Your instructions:
Lines containing the word "loại" should be extracted in full.
--- begin Record excerpts ---
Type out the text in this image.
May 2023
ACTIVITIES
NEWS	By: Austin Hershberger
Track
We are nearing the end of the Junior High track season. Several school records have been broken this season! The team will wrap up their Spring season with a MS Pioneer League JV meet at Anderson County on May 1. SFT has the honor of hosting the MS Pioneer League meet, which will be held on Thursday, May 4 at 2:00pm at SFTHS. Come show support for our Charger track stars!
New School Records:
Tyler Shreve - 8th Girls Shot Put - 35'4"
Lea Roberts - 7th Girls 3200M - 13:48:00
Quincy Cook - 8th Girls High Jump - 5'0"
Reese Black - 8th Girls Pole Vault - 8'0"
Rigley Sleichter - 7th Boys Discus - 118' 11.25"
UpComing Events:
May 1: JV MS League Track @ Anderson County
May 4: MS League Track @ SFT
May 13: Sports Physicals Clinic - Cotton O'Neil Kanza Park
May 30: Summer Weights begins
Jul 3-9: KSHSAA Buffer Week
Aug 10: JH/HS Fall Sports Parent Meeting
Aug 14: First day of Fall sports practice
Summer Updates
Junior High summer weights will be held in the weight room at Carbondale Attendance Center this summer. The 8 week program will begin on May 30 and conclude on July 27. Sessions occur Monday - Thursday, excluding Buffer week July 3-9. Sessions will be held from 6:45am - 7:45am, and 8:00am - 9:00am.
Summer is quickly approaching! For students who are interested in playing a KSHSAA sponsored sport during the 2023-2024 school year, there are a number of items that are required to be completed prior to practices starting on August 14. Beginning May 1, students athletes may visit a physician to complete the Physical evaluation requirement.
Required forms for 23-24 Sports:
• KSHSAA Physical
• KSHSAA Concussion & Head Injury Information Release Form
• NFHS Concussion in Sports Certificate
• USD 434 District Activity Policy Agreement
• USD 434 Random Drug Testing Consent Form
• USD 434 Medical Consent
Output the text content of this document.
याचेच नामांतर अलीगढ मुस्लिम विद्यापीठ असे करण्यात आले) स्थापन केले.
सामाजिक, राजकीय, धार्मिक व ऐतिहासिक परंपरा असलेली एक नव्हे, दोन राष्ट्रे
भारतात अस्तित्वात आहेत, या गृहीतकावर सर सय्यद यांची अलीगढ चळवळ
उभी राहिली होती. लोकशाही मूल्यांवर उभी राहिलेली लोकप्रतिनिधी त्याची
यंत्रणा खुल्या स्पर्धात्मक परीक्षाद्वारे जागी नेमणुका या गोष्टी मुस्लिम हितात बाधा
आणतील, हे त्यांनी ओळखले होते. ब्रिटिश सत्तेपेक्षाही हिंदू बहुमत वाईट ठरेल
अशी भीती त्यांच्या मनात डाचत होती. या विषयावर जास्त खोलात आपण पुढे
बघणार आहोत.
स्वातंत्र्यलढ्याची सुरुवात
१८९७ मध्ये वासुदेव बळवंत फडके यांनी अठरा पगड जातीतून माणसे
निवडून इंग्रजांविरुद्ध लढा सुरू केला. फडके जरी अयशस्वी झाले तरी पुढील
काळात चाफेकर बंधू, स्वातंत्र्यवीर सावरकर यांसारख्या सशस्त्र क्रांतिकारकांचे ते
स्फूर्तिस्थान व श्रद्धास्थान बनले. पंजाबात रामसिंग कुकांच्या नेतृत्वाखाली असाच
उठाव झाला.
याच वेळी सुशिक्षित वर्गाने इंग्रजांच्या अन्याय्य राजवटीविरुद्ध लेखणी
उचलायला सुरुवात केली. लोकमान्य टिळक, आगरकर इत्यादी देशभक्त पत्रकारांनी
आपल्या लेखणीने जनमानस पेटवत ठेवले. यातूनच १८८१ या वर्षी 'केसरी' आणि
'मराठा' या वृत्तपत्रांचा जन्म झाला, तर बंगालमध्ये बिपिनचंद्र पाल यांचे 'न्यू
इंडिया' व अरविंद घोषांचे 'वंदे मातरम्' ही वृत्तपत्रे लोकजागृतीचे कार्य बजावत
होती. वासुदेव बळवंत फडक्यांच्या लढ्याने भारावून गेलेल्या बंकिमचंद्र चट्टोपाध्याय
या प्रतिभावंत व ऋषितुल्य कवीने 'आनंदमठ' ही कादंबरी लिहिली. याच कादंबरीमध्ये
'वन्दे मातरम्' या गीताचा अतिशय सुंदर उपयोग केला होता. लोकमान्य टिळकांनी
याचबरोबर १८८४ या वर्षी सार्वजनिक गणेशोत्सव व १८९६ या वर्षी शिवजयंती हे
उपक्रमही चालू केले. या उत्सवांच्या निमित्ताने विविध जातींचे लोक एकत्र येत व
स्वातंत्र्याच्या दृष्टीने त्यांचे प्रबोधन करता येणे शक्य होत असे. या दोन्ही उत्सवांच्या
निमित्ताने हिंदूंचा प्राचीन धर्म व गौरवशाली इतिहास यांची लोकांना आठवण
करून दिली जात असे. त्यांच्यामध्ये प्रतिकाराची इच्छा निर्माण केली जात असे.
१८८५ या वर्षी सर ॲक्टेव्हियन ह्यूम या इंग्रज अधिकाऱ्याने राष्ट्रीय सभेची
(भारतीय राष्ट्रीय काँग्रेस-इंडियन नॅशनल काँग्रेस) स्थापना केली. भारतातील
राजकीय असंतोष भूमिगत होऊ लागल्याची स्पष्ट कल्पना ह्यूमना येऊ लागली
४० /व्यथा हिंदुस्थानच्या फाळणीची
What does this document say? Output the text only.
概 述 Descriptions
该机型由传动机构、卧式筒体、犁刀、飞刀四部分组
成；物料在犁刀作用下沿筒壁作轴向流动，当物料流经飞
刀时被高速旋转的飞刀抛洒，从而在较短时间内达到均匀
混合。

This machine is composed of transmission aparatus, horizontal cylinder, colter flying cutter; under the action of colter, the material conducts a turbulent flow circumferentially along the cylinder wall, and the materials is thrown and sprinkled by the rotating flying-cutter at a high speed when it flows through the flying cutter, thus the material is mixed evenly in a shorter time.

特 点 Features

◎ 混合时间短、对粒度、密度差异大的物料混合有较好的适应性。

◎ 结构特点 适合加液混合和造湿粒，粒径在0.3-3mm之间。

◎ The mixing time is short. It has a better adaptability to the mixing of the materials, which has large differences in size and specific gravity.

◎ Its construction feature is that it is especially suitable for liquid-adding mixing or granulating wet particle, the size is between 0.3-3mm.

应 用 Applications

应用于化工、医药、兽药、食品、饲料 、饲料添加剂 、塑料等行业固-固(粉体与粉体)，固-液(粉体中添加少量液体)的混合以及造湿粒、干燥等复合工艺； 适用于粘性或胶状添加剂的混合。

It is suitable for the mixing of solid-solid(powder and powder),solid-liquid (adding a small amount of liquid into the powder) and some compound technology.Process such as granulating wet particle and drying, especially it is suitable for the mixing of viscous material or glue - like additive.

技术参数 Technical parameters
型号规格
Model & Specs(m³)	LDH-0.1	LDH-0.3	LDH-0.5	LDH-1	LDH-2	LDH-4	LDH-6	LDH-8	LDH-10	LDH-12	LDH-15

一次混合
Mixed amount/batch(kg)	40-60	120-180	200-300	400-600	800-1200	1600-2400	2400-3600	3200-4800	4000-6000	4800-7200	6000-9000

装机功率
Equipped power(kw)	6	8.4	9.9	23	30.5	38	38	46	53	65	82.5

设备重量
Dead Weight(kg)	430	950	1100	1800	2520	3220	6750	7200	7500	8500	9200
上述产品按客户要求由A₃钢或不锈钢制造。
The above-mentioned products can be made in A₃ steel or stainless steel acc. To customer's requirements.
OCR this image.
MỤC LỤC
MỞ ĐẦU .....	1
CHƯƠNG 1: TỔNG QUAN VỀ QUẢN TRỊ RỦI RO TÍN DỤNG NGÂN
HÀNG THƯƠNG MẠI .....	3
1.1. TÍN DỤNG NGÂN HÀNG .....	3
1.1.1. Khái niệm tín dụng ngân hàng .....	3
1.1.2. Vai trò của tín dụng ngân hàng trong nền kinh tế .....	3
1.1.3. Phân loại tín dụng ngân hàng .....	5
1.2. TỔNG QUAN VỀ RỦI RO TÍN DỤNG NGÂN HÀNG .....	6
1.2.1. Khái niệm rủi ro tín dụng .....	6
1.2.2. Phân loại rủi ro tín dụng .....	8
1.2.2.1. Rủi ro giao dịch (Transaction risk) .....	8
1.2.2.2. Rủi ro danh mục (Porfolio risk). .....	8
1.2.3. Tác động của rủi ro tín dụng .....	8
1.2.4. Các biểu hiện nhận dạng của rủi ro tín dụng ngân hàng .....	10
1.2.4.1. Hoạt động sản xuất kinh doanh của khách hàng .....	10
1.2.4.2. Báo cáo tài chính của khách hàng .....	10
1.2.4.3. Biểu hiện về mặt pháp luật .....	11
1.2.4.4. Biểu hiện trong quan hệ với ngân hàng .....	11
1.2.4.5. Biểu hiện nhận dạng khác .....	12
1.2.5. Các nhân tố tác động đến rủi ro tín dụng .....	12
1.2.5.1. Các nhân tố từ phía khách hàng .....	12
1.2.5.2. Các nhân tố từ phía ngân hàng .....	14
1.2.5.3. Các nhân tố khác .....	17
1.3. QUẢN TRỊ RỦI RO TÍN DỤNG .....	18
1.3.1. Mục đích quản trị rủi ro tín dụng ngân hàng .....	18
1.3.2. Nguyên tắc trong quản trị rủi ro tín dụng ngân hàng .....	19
--- end Record excerpts ---
The output:
1.1.3. Phân loại tín dụng ngân hàng .....	5
1.2.2. Phân loại rủi ro tín dụng .....	8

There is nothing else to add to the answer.